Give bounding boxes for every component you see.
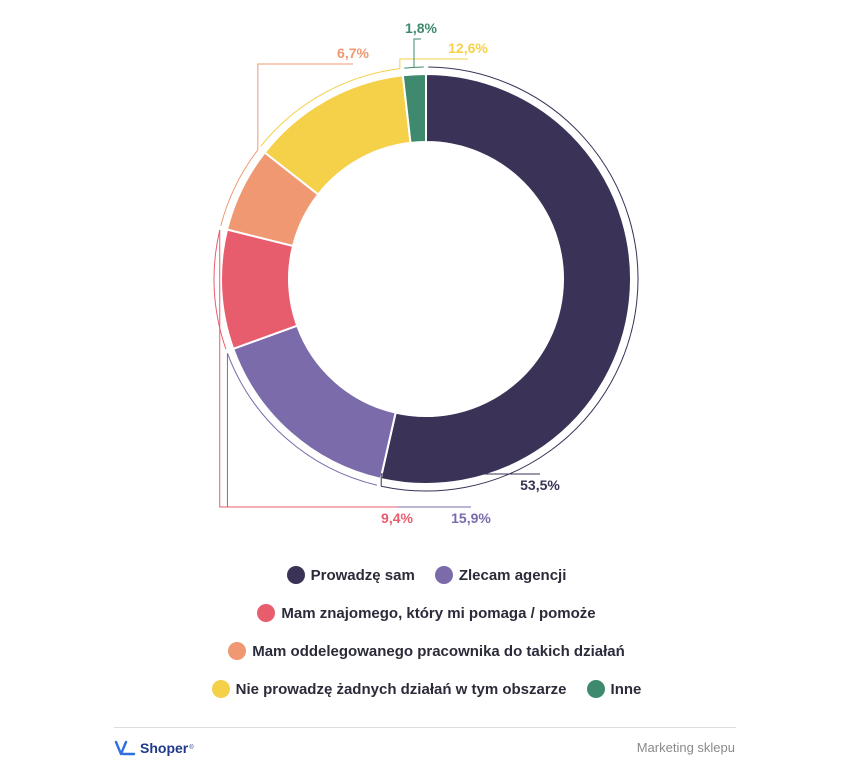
label-leader (219, 229, 397, 508)
label-bracket (404, 66, 424, 69)
legend-label: Nie prowadzę żadnych działań w tym obsza… (235, 680, 567, 698)
donut-slices (220, 72, 632, 485)
legend-label: Mam oddelegowanego pracownika do takich … (252, 642, 625, 660)
legend-dot (211, 680, 230, 698)
legend-dot (257, 604, 276, 622)
donut-chart: 53,5% 15,9% 9,4% 6,7% 12,6% 1,8% (213, 20, 639, 526)
legend: Prowadzę sam Zlecam agencji Mam znajomeg… (0, 556, 853, 708)
donut-slice (401, 72, 427, 144)
donut-slice (379, 72, 632, 485)
data-label: 53,5% (520, 477, 560, 493)
label-bracket (220, 149, 259, 226)
legend-label: Mam znajomego, który mi pomaga / pomoże (281, 604, 596, 622)
legend-item-zlecam-agencji: Zlecam agencji (434, 566, 567, 584)
legend-dot (434, 566, 453, 584)
label-leader (380, 473, 540, 487)
logo-text: Shoper (140, 740, 189, 756)
legend-item-prowadze-sam: Prowadzę sam (286, 566, 415, 584)
label-bracket (213, 229, 227, 350)
legend-label: Zlecam agencji (458, 566, 567, 584)
legend-item-mam-znajomego: Mam znajomego, który mi pomaga / pomoże (257, 604, 596, 622)
label-leader (399, 58, 468, 69)
data-label: 9,4% (381, 510, 413, 526)
shoper-logo: Shoper ® (114, 738, 194, 758)
legend-row-1: Prowadzę sam Zlecam agencji (0, 556, 853, 594)
label-leader (413, 38, 421, 68)
legend-item-mam-oddelegowanego: Mam oddelegowanego pracownika do takich … (228, 642, 625, 660)
label-leader (257, 63, 353, 150)
legend-row-3: Mam oddelegowanego pracownika do takich … (0, 632, 853, 670)
footer-divider (114, 727, 736, 728)
legend-item-nie-prowadze: Nie prowadzę żadnych działań w tym obsza… (211, 680, 567, 698)
data-label: 15,9% (451, 510, 491, 526)
label-bracket (226, 353, 378, 486)
label-bracket (260, 68, 400, 147)
data-label: 12,6% (448, 40, 488, 56)
data-label: 1,8% (405, 20, 437, 36)
legend-item-inne: Inne (586, 680, 642, 698)
legend-label: Inne (610, 680, 642, 698)
legend-dot (228, 642, 247, 660)
legend-dot (586, 680, 605, 698)
data-label: 6,7% (337, 45, 369, 61)
shoper-logo-icon (114, 740, 136, 756)
data-labels: 53,5% 15,9% 9,4% 6,7% 12,6% 1,8% (337, 20, 560, 526)
label-bracket (381, 66, 639, 492)
legend-label: Prowadzę sam (310, 566, 415, 584)
legend-dot (286, 566, 305, 584)
legend-row-4: Nie prowadzę żadnych działań w tym obsza… (0, 670, 853, 708)
donut-slice (231, 324, 397, 481)
footer-caption: Marketing sklepu (636, 740, 735, 755)
logo-trademark: ® (189, 745, 194, 751)
label-brackets (213, 38, 639, 508)
legend-row-2: Mam znajomego, który mi pomaga / pomoże (0, 594, 853, 632)
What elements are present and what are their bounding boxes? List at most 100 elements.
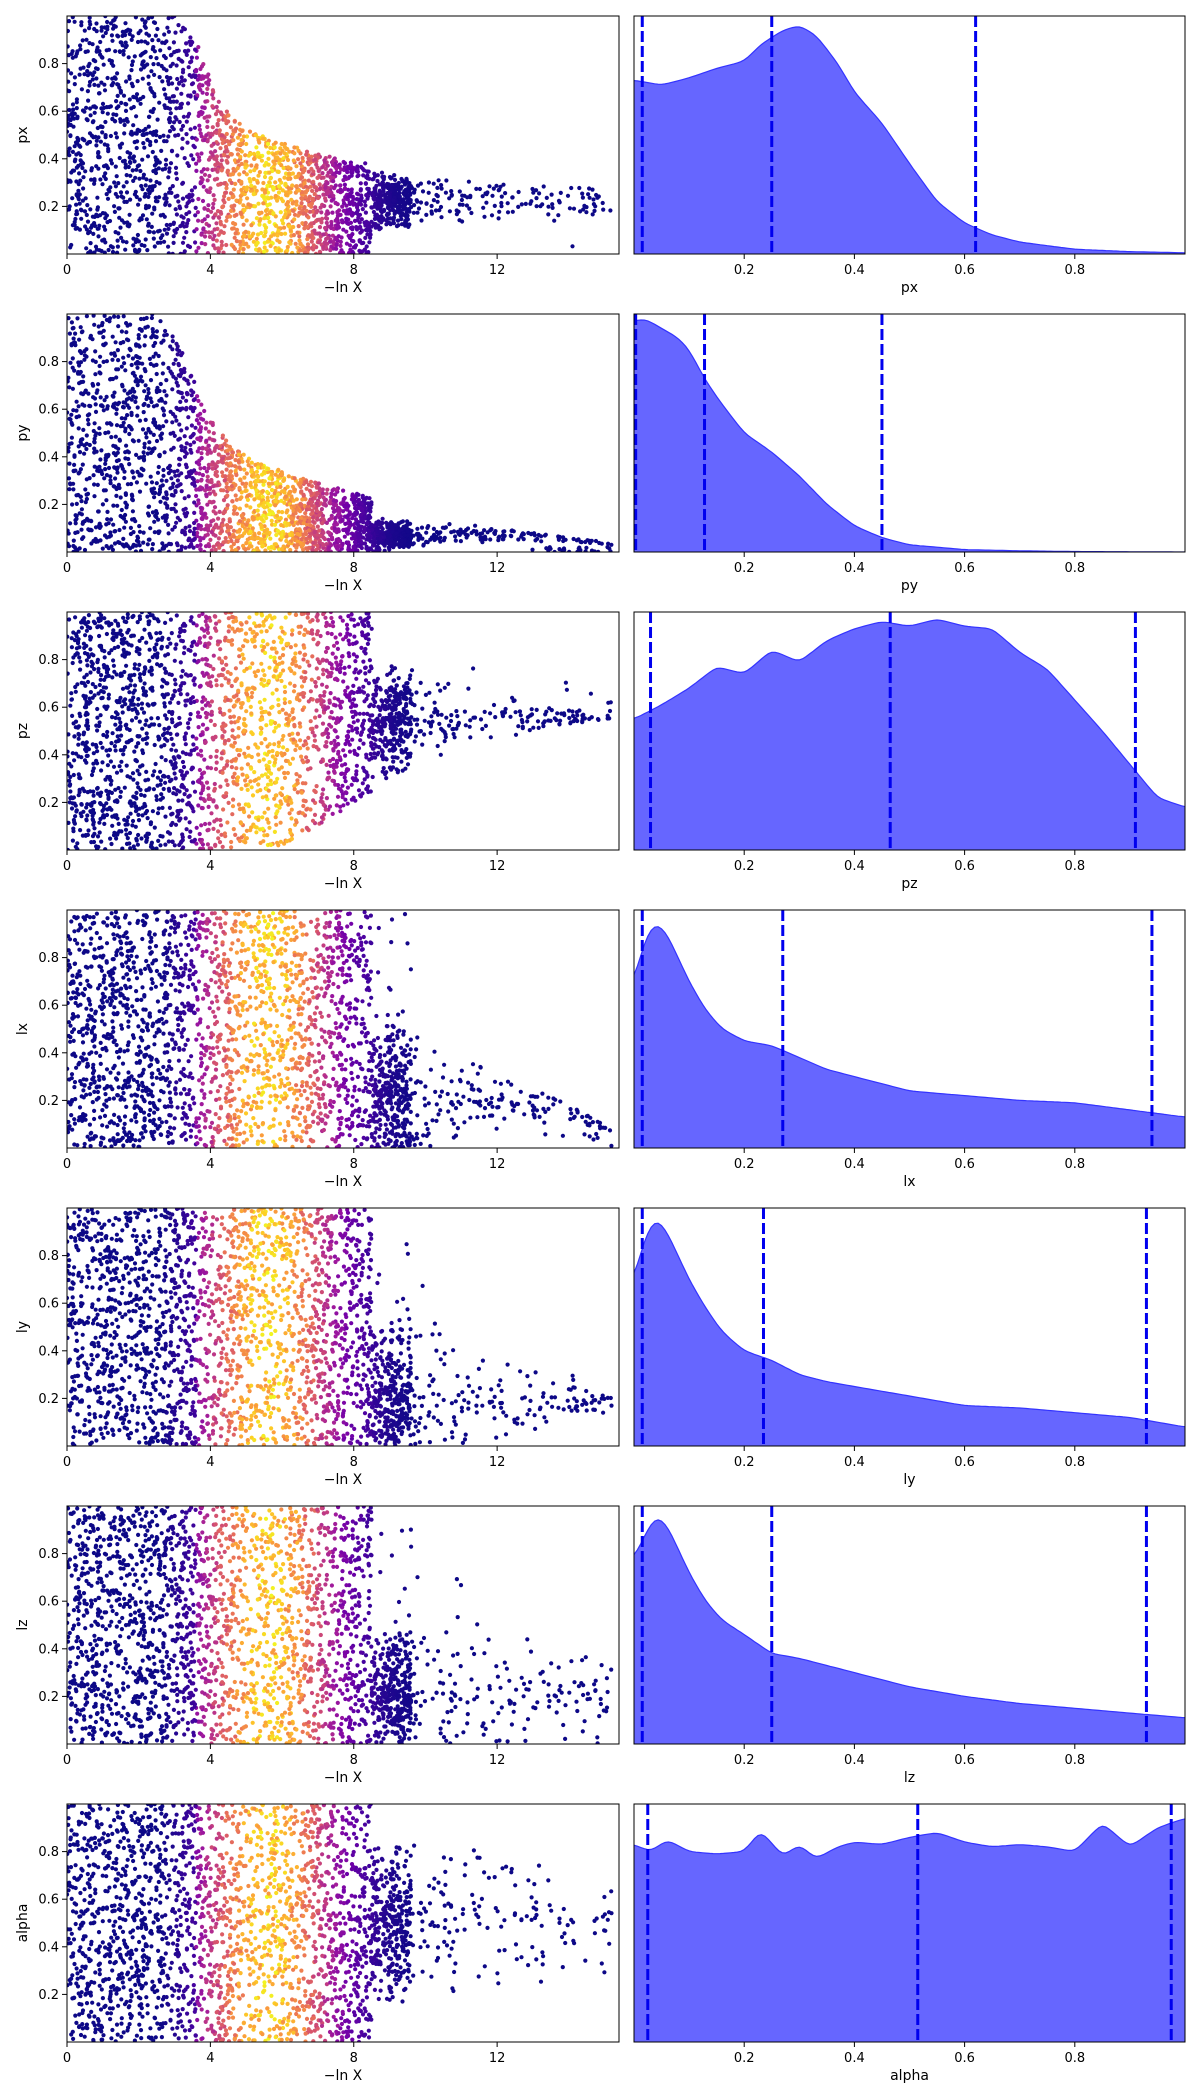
scatter-point [154, 329, 159, 334]
scatter-point [84, 37, 89, 42]
scatter-point [133, 16, 138, 20]
scatter-point [235, 166, 240, 171]
scatter-point [185, 140, 190, 145]
scatter-point [137, 472, 142, 477]
scatter-point [206, 443, 211, 448]
scatter-point [108, 474, 113, 479]
scatter-point [175, 468, 180, 473]
scatter-point [342, 182, 347, 187]
scatter-point [131, 243, 136, 248]
scatter-point [299, 201, 304, 206]
scatter-point [138, 101, 143, 106]
scatter-point [103, 171, 108, 176]
scatter-point [175, 543, 180, 548]
scatter-point [501, 529, 506, 534]
scatter-point [191, 157, 196, 162]
scatter-point [172, 16, 177, 19]
scatter-point [252, 549, 257, 552]
scatter-point [203, 242, 208, 247]
scatter-point [88, 333, 93, 338]
scatter-point [233, 482, 238, 488]
scatter-point [327, 154, 332, 159]
scatter-point [118, 40, 123, 45]
scatter-point [312, 184, 317, 190]
scatter-point [304, 208, 309, 213]
scatter-point [265, 489, 270, 495]
scatter-point [70, 365, 75, 370]
scatter-point [186, 381, 191, 386]
scatter-point [67, 379, 70, 384]
scatter-point [100, 130, 105, 135]
scatter-point [98, 457, 103, 462]
scatter-point [276, 467, 281, 472]
scatter-point [184, 230, 189, 235]
scatter-point [128, 28, 133, 33]
scatter-point [255, 536, 260, 541]
scatter-point [457, 189, 462, 194]
scatter-point [101, 62, 106, 67]
scatter-point [267, 170, 272, 175]
scatter-point [406, 196, 411, 201]
scatter-point [330, 210, 335, 215]
scatter-point [358, 202, 364, 207]
scatter-point [411, 210, 416, 215]
scatter-point [176, 473, 181, 478]
scatter-point [221, 152, 226, 157]
scatter-point [93, 372, 98, 377]
scatter-point [161, 424, 166, 429]
scatter-point [519, 202, 524, 207]
scatter-point [103, 467, 108, 472]
scatter-point [297, 238, 302, 243]
scatter-point [376, 201, 381, 206]
scatter-point [237, 485, 242, 491]
scatter-point [306, 215, 311, 220]
scatter-point [162, 103, 167, 108]
scatter-point [162, 196, 167, 201]
scatter-point [265, 239, 270, 244]
scatter-point [344, 241, 349, 246]
scatter-point [154, 481, 159, 486]
scatter-point [95, 195, 100, 200]
scatter-point [346, 540, 351, 545]
scatter-point [71, 408, 76, 413]
scatter-point [151, 230, 156, 235]
scatter-point [243, 229, 248, 234]
scatter-point [592, 208, 597, 213]
scatter-point [78, 144, 83, 149]
scatter-point [344, 229, 349, 234]
scatter-point [367, 190, 372, 195]
scatter-point [290, 201, 295, 206]
scatter-point [546, 212, 551, 217]
scatter-point [206, 223, 212, 228]
scatter-point [185, 114, 190, 119]
scatter-point [558, 190, 563, 195]
scatter-point [220, 456, 225, 461]
scatter-point [287, 171, 292, 176]
scatter-point [151, 45, 156, 50]
scatter-point [534, 188, 539, 193]
scatter-point [160, 371, 165, 376]
scatter-point [140, 427, 146, 432]
scatter-point [120, 239, 126, 244]
scatter-point [216, 118, 221, 123]
scatter-point [224, 109, 229, 114]
scatter-point [359, 228, 365, 233]
scatter-point [178, 374, 183, 379]
scatter-point [190, 135, 195, 140]
scatter-point [305, 242, 311, 247]
scatter-point [159, 478, 164, 483]
scatter-point [243, 484, 248, 489]
scatter-point [267, 512, 272, 517]
scatter-point [323, 196, 328, 201]
scatter-point [206, 72, 211, 77]
scatter-point [113, 184, 118, 189]
scatter-point [157, 195, 162, 200]
scatter-point [68, 133, 73, 138]
scatter-point [254, 469, 259, 474]
scatter-point [94, 21, 99, 26]
scatter-point [119, 218, 125, 223]
scatter-point [124, 199, 129, 204]
scatter-point [176, 483, 181, 488]
scatter-point [129, 481, 134, 487]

===============

WHAT YOU NEED TO DO: Copy out every line of the records above, from the one containing "scatter-point [154, 329, 159, 334]" down through the one containing "scatter-point [88, 333, 93, 338]", both included, with nothing changed and nothing else.

ANSWER BELOW:
scatter-point [154, 329, 159, 334]
scatter-point [84, 37, 89, 42]
scatter-point [133, 16, 138, 20]
scatter-point [235, 166, 240, 171]
scatter-point [185, 140, 190, 145]
scatter-point [137, 472, 142, 477]
scatter-point [206, 443, 211, 448]
scatter-point [108, 474, 113, 479]
scatter-point [175, 468, 180, 473]
scatter-point [342, 182, 347, 187]
scatter-point [131, 243, 136, 248]
scatter-point [299, 201, 304, 206]
scatter-point [138, 101, 143, 106]
scatter-point [103, 171, 108, 176]
scatter-point [175, 543, 180, 548]
scatter-point [501, 529, 506, 534]
scatter-point [191, 157, 196, 162]
scatter-point [172, 16, 177, 19]
scatter-point [252, 549, 257, 552]
scatter-point [203, 242, 208, 247]
scatter-point [88, 333, 93, 338]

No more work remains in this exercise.